● Exercise instructions:
Only lines with the word "stroke" are needed; collect each of them from the listing below.

● Recorded data:

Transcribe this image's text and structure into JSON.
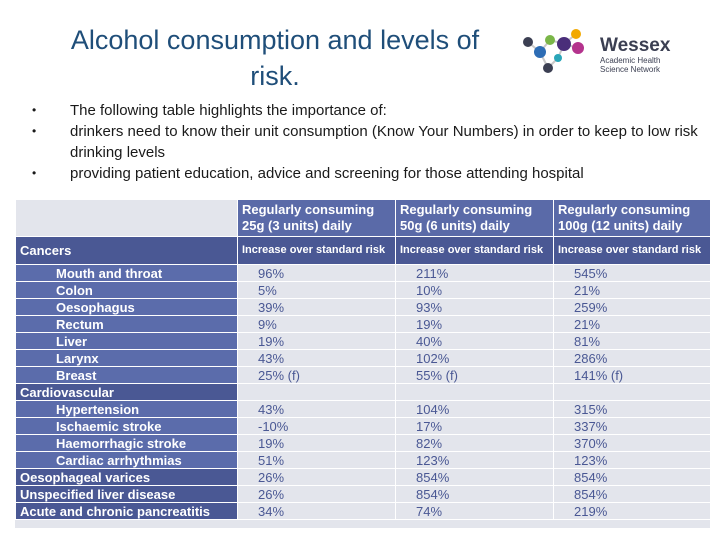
{
  "title": {
    "line1": "Alcohol consumption and levels of",
    "line2": "risk."
  },
  "logo": {
    "name": "Wessex",
    "line2": "Academic Health",
    "line3": "Science Network"
  },
  "bullets": [
    {
      "text": "The following table highlights the importance of:"
    },
    {
      "text": "drinkers need to know their unit consumption (Know Your Numbers) in order to keep to low risk drinking levels"
    },
    {
      "text": "providing patient education, advice and screening for those attending hospital"
    }
  ],
  "table": {
    "columns": [
      "Regularly consuming 25g (3 units) daily",
      "Regularly consuming 50g (6 units) daily",
      "Regularly consuming 100g (12 units) daily"
    ],
    "subheader_label": "Cancers",
    "subheader": "Increase over standard risk",
    "rows": [
      {
        "label": "Mouth and throat",
        "kind": "sub",
        "v": [
          "96%",
          "211%",
          "545%"
        ]
      },
      {
        "label": "Colon",
        "kind": "sub",
        "v": [
          "5%",
          "10%",
          "21%"
        ]
      },
      {
        "label": "Oesophagus",
        "kind": "sub",
        "v": [
          "39%",
          "93%",
          "259%"
        ]
      },
      {
        "label": "Rectum",
        "kind": "sub",
        "v": [
          "9%",
          "19%",
          "21%"
        ]
      },
      {
        "label": "Liver",
        "kind": "sub",
        "v": [
          "19%",
          "40%",
          "81%"
        ]
      },
      {
        "label": "Larynx",
        "kind": "sub",
        "v": [
          "43%",
          "102%",
          "286%"
        ]
      },
      {
        "label": "Breast",
        "kind": "sub",
        "v": [
          "25% (f)",
          "55% (f)",
          "141% (f)"
        ]
      },
      {
        "label": "Cardiovascular",
        "kind": "section",
        "v": [
          "",
          "",
          ""
        ]
      },
      {
        "label": "Hypertension",
        "kind": "sub",
        "v": [
          "43%",
          "104%",
          "315%"
        ]
      },
      {
        "label": "Ischaemic stroke",
        "kind": "sub",
        "v": [
          "-10%",
          "17%",
          "337%"
        ]
      },
      {
        "label": "Haemorrhagic stroke",
        "kind": "sub",
        "v": [
          "19%",
          "82%",
          "370%"
        ]
      },
      {
        "label": "Cardiac arrhythmias",
        "kind": "sub",
        "v": [
          "51%",
          "123%",
          "123%"
        ]
      },
      {
        "label": "Oesophageal varices",
        "kind": "top",
        "v": [
          "26%",
          "854%",
          "854%"
        ]
      },
      {
        "label": "Unspecified liver disease",
        "kind": "top",
        "v": [
          "26%",
          "854%",
          "854%"
        ]
      },
      {
        "label": "Acute and chronic pancreatitis",
        "kind": "top",
        "v": [
          "34%",
          "74%",
          "219%"
        ]
      }
    ]
  }
}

● In response:
        "label": "Ischaemic stroke",
        "label": "Haemorrhagic stroke",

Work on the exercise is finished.